Your instructions
Update the entries from the first line through the line that contains "29, 693, 525]", replacing every "mag-tick-label" with "magnitude-tick-label" and leaving everything else unchanged. Return only those lines.
+ + + + +
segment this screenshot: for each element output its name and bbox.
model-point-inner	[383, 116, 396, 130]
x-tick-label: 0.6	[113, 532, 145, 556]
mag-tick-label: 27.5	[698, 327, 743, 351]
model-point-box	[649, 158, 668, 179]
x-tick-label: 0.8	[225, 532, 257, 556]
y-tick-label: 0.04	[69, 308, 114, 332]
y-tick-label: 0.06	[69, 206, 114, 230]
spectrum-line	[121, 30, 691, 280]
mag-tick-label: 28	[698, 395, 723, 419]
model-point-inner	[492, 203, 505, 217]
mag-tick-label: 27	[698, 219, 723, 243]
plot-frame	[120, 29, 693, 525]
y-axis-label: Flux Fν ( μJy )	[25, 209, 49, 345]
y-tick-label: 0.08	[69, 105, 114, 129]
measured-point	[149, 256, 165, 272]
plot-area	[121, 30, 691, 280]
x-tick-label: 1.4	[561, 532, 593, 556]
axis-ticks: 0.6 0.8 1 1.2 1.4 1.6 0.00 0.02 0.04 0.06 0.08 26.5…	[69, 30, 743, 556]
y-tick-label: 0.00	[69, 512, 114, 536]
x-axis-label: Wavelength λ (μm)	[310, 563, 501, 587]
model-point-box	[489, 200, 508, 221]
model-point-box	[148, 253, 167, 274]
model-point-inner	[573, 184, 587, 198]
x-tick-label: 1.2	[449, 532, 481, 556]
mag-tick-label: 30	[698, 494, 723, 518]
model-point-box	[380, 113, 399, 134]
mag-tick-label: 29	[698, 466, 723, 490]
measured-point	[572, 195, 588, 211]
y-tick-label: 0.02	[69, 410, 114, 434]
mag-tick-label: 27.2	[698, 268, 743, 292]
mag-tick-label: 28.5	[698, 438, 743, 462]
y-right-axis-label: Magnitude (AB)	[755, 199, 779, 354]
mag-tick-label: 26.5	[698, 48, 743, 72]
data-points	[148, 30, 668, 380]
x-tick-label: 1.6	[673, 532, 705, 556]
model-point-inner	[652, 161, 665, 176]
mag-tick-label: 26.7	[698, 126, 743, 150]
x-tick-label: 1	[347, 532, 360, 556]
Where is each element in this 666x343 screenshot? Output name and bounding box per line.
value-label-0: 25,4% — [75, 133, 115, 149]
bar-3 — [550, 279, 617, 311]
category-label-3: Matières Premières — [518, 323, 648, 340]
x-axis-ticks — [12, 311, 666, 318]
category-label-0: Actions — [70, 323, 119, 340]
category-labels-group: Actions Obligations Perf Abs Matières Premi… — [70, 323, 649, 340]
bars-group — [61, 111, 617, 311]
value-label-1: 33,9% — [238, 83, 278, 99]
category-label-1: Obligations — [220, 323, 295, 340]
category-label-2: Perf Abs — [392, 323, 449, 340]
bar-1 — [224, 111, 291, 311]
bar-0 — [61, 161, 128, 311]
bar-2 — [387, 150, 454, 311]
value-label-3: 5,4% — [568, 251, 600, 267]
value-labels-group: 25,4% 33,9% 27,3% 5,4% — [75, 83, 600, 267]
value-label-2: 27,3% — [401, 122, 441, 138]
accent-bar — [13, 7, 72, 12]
+ + + + +
Solution to this task
segment this screenshot: for each element output its name and bbox.
model-point-inner	[383, 116, 396, 130]
x-tick-label: 0.6	[113, 532, 145, 556]
magnitude-tick-label: 27.5	[698, 327, 743, 351]
model-point-box	[649, 158, 668, 179]
x-tick-label: 0.8	[225, 532, 257, 556]
y-tick-label: 0.04	[69, 308, 114, 332]
y-tick-label: 0.06	[69, 206, 114, 230]
spectrum-line	[121, 30, 691, 280]
magnitude-tick-label: 28	[698, 395, 723, 419]
model-point-inner	[492, 203, 505, 217]
magnitude-tick-label: 27	[698, 219, 723, 243]
plot-frame	[120, 29, 693, 525]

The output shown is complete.